Aim: In the listing below, identify each line with the word "Peradeniya" and return those lines.

[Dataset excerpt]
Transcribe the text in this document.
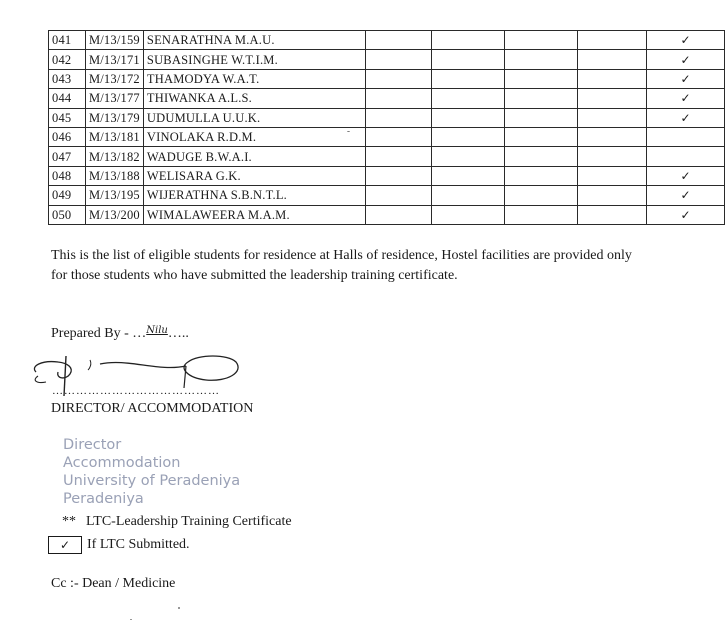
041	M/13/159	SENARATHNA M.A.U.					✓
042	M/13/171	SUBASINGHE W.T.I.M.					✓
043	M/13/172	THAMODYA W.A.T.					✓
044	M/13/177	THIWANKA A.L.S.					✓
045	M/13/179	UDUMULLA U.U.K.					✓
046	M/13/181	VINOLAKA R.D.M.					
047	M/13/182	WADUGE B.W.A.I.					
048	M/13/188	WELISARA G.K.					✓
049	M/13/195	WIJERATHNA S.B.N.T.L.					✓
050	M/13/200	WIMALAWEERA M.A.M.					✓

This is the list of eligible students for residence at Halls of residence, Hostel facilities are provided only for those students who have submitted the leadership training certificate.

Prepared By - …$^{Nilu}$…..
……………………………………
DIRECTOR/ ACCOMMODATION
Director
Accommodation
University of Peradeniya
Peradeniya
** LTC-Leadership Training Certificate
✓	If LTC Submitted.
Cc :- Dean / Medicine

Solved exercise:
University of Peradeniya
Peradeniya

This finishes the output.